Stored data

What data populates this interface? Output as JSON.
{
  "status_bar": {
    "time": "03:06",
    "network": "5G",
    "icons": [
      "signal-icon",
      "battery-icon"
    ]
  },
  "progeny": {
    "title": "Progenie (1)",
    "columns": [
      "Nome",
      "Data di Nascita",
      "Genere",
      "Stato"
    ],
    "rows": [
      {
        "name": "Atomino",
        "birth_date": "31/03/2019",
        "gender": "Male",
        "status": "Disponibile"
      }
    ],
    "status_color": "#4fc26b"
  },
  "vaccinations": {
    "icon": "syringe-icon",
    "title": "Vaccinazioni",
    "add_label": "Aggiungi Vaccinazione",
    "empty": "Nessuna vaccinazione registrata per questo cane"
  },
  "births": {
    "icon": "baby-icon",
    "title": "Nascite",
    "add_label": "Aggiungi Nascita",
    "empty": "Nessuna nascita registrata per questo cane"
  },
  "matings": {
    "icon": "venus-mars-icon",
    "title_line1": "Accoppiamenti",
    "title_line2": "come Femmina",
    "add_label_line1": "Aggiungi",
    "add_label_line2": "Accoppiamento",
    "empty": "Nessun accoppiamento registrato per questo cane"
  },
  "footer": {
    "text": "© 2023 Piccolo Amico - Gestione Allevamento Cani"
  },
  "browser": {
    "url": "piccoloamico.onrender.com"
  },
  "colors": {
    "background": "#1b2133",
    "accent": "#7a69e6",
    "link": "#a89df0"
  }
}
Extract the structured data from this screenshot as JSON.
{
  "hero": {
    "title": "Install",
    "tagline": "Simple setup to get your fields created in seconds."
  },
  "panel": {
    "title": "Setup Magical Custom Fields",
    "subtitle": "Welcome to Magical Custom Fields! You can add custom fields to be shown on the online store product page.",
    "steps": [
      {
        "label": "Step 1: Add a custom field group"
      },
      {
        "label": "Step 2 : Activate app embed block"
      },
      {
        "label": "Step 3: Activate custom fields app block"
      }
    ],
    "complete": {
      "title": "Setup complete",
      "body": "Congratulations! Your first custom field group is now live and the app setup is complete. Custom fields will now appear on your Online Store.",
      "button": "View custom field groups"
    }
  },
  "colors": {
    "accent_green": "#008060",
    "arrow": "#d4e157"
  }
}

» **TASK STATEMENT**:
Exactly reproduce all of the entries.

» **RESPONSE**:
What data populates this interface? Output as JSON.
{
  "status_bar": {
    "time": "03:06",
    "network": "5G",
    "icons": [
      "signal-icon",
      "battery-icon"
    ]
  },
  "progeny": {
    "title": "Progenie (1)",
    "columns": [
      "Nome",
      "Data di Nascita",
      "Genere",
      "Stato"
    ],
    "rows": [
      {
        "name": "Atomino",
        "birth_date": "31/03/2019",
        "gender": "Male",
        "status": "Disponibile"
      }
    ],
    "status_color": "#4fc26b"
  },
  "vaccinations": {
    "icon": "syringe-icon",
    "title": "Vaccinazioni",
    "add_label": "Aggiungi Vaccinazione",
    "empty": "Nessuna vaccinazione registrata per questo cane"
  },
  "births": {
    "icon": "baby-icon",
    "title": "Nascite",
    "add_label": "Aggiungi Nascita",
    "empty": "Nessuna nascita registrata per questo cane"
  },
  "matings": {
    "icon": "venus-mars-icon",
    "title_line1": "Accoppiamenti",
    "title_line2": "come Femmina",
    "add_label_line1": "Aggiungi",
    "add_label_line2": "Accoppiamento",
    "empty": "Nessun accoppiamento registrato per questo cane"
  },
  "footer": {
    "text": "© 2023 Piccolo Amico - Gestione Allevamento Cani"
  },
  "browser": {
    "url": "piccoloamico.onrender.com"
  },
  "colors": {
    "background": "#1b2133",
    "accent": "#7a69e6",
    "link": "#a89df0"
  }
}
Extract the structured data from this screenshot as JSON.
{
  "hero": {
    "title": "Install",
    "tagline": "Simple setup to get your fields created in seconds."
  },
  "panel": {
    "title": "Setup Magical Custom Fields",
    "subtitle": "Welcome to Magical Custom Fields! You can add custom fields to be shown on the online store product page.",
    "steps": [
      {
        "label": "Step 1: Add a custom field group"
      },
      {
        "label": "Step 2 : Activate app embed block"
      },
      {
        "label": "Step 3: Activate custom fields app block"
      }
    ],
    "complete": {
      "title": "Setup complete",
      "body": "Congratulations! Your first custom field group is now live and the app setup is complete. Custom fields will now appear on your Online Store.",
      "button": "View custom field groups"
    }
  },
  "colors": {
    "accent_green": "#008060",
    "arrow": "#d4e157"
  }
}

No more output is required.